**Entries from a dataset:**
++++++++

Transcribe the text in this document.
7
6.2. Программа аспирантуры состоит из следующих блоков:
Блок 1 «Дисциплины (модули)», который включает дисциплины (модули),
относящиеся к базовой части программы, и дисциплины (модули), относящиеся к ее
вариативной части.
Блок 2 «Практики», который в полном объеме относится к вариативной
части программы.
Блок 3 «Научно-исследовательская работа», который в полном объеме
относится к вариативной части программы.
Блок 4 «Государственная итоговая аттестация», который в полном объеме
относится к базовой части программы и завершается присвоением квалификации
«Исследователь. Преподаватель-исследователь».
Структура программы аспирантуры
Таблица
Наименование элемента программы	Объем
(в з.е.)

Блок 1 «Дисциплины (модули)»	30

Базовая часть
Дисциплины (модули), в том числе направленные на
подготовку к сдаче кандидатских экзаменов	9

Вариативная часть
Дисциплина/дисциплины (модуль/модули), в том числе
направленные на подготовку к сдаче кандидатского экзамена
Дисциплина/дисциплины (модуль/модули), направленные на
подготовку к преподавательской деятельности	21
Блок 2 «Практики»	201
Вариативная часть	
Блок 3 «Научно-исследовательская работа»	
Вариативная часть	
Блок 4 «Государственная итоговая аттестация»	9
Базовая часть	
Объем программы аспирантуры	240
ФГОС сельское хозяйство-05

++++++++

**STATED TASK:** Report how many lines of the records above contain the word "аттестация", giving only the number.

**WRITTEN SOLUTION:** 2